Request: From the entries below, count the lines with "this". Write only the count.

── Data for the task ──

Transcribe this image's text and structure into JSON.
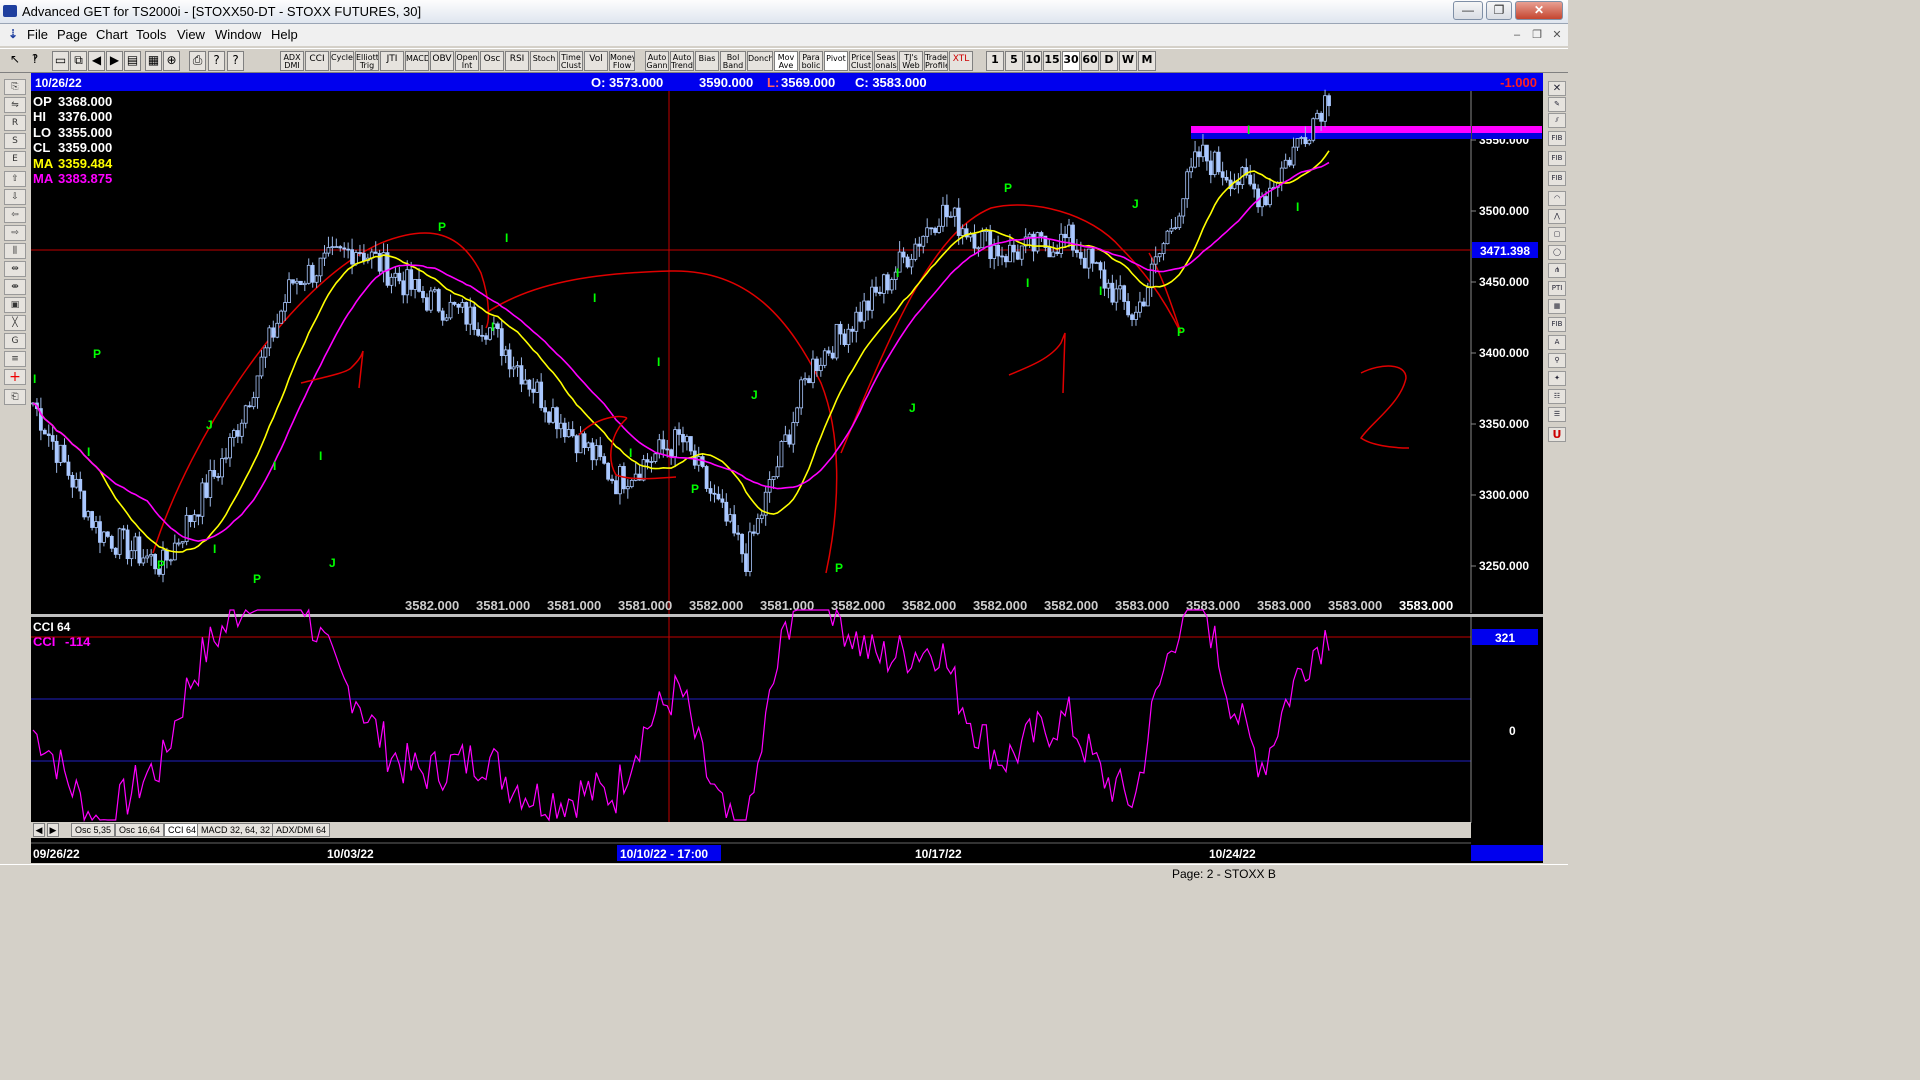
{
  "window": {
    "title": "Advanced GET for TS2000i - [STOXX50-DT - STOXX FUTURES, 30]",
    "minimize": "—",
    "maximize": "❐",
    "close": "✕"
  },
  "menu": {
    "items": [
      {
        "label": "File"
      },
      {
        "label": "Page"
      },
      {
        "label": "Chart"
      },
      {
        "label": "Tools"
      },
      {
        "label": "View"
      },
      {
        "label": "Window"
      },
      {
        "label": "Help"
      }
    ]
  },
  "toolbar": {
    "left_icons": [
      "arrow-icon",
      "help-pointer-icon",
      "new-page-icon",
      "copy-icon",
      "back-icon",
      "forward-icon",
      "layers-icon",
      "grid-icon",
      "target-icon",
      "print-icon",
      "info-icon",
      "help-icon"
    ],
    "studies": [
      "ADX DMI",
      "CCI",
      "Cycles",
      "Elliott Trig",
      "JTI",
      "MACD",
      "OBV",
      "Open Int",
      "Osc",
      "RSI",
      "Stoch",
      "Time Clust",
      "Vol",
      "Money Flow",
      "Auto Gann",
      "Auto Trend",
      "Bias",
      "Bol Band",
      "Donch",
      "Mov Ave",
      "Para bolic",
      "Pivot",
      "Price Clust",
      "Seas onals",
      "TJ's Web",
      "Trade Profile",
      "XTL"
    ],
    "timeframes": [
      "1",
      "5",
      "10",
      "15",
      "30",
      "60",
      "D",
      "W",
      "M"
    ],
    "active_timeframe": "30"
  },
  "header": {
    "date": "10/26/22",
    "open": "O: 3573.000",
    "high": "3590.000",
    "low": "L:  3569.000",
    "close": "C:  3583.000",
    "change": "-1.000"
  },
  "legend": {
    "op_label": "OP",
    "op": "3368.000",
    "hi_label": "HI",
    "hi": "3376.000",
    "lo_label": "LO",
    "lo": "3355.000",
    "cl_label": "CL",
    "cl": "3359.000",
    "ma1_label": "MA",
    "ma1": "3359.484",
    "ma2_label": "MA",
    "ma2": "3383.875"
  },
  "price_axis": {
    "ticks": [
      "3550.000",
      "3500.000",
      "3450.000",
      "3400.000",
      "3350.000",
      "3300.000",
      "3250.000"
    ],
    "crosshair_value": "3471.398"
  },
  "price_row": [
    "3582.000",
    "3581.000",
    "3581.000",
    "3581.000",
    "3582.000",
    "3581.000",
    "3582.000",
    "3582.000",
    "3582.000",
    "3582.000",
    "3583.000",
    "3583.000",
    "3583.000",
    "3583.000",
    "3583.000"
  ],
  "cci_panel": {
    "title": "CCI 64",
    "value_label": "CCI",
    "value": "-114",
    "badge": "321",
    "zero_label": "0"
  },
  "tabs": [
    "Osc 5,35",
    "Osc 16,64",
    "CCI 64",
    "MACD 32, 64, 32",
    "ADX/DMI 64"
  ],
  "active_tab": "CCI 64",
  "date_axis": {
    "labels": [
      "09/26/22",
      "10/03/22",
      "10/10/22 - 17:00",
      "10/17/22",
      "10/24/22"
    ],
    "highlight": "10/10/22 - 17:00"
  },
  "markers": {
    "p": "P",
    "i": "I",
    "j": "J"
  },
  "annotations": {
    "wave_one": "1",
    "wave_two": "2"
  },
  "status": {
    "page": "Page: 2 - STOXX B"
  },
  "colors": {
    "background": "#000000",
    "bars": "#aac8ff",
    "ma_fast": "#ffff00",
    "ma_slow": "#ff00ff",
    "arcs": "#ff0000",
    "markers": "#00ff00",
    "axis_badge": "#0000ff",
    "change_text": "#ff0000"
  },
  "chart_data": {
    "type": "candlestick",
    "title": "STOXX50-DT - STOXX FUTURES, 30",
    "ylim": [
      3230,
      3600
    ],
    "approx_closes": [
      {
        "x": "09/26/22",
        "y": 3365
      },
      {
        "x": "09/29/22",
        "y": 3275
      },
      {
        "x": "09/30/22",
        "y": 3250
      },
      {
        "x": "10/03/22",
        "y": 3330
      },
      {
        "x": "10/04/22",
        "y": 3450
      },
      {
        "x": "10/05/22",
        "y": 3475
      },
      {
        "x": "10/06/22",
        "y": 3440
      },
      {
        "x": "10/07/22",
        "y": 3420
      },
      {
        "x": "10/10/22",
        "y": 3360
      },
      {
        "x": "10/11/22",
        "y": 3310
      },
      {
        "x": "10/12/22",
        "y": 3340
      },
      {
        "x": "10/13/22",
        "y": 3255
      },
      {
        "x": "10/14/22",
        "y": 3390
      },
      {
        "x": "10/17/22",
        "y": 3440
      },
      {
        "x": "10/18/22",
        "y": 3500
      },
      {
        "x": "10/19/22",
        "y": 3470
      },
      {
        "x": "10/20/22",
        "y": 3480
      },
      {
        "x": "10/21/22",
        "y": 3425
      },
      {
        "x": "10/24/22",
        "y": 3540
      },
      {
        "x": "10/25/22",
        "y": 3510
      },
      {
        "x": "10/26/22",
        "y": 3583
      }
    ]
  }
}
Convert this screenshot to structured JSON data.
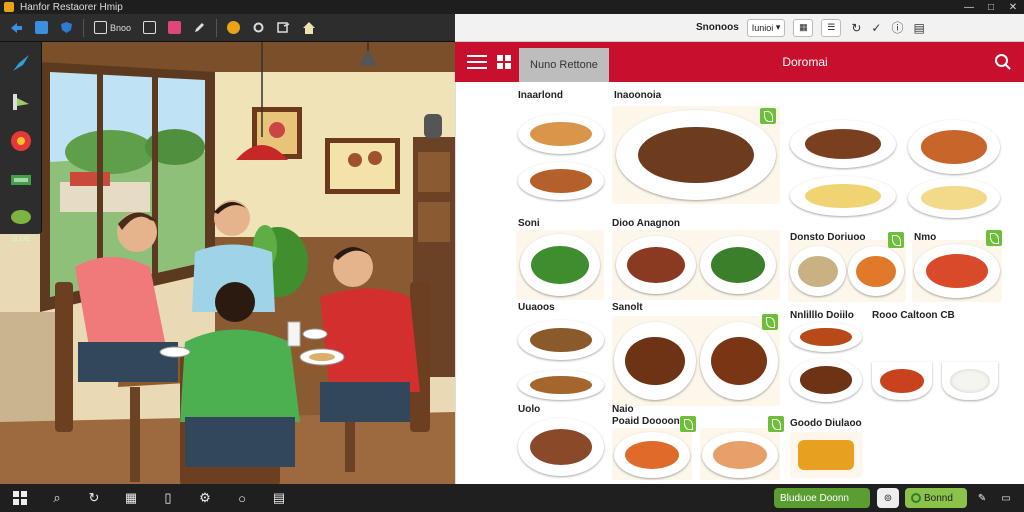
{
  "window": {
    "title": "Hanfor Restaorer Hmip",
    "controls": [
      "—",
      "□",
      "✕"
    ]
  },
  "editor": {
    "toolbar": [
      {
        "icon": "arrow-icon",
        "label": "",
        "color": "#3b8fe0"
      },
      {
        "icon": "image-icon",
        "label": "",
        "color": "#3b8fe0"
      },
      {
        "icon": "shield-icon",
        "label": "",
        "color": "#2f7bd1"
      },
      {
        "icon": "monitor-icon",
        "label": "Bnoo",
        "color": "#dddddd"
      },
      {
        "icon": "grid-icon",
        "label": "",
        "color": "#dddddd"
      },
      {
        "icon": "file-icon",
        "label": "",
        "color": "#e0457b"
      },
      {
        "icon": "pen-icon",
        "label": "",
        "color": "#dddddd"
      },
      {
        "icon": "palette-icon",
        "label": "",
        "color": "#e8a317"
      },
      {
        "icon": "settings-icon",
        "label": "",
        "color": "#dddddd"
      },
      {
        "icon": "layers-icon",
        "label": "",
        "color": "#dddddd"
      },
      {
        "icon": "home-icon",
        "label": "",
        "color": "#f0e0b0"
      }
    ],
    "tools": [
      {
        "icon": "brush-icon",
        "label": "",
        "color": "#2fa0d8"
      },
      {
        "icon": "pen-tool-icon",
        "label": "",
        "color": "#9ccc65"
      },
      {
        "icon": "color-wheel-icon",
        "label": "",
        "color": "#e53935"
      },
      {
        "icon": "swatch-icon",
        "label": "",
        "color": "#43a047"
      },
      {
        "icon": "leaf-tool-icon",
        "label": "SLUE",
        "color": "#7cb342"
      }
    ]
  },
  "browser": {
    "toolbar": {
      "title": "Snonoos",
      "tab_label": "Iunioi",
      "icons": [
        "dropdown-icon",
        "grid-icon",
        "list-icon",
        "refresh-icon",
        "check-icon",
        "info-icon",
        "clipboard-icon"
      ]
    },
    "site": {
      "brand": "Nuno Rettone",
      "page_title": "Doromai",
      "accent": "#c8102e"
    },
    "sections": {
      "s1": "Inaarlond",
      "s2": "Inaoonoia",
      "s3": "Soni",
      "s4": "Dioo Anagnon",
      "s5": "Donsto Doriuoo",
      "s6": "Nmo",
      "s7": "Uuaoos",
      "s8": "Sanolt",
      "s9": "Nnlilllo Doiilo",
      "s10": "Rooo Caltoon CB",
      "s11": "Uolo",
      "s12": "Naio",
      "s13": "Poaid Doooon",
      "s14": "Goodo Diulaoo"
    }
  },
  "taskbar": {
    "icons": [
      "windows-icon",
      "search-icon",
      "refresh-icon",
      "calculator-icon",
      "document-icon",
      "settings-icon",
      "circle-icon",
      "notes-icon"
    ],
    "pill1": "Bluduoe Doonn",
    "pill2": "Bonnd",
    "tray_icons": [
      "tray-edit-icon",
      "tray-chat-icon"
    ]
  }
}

───

Reply to the exercise: 2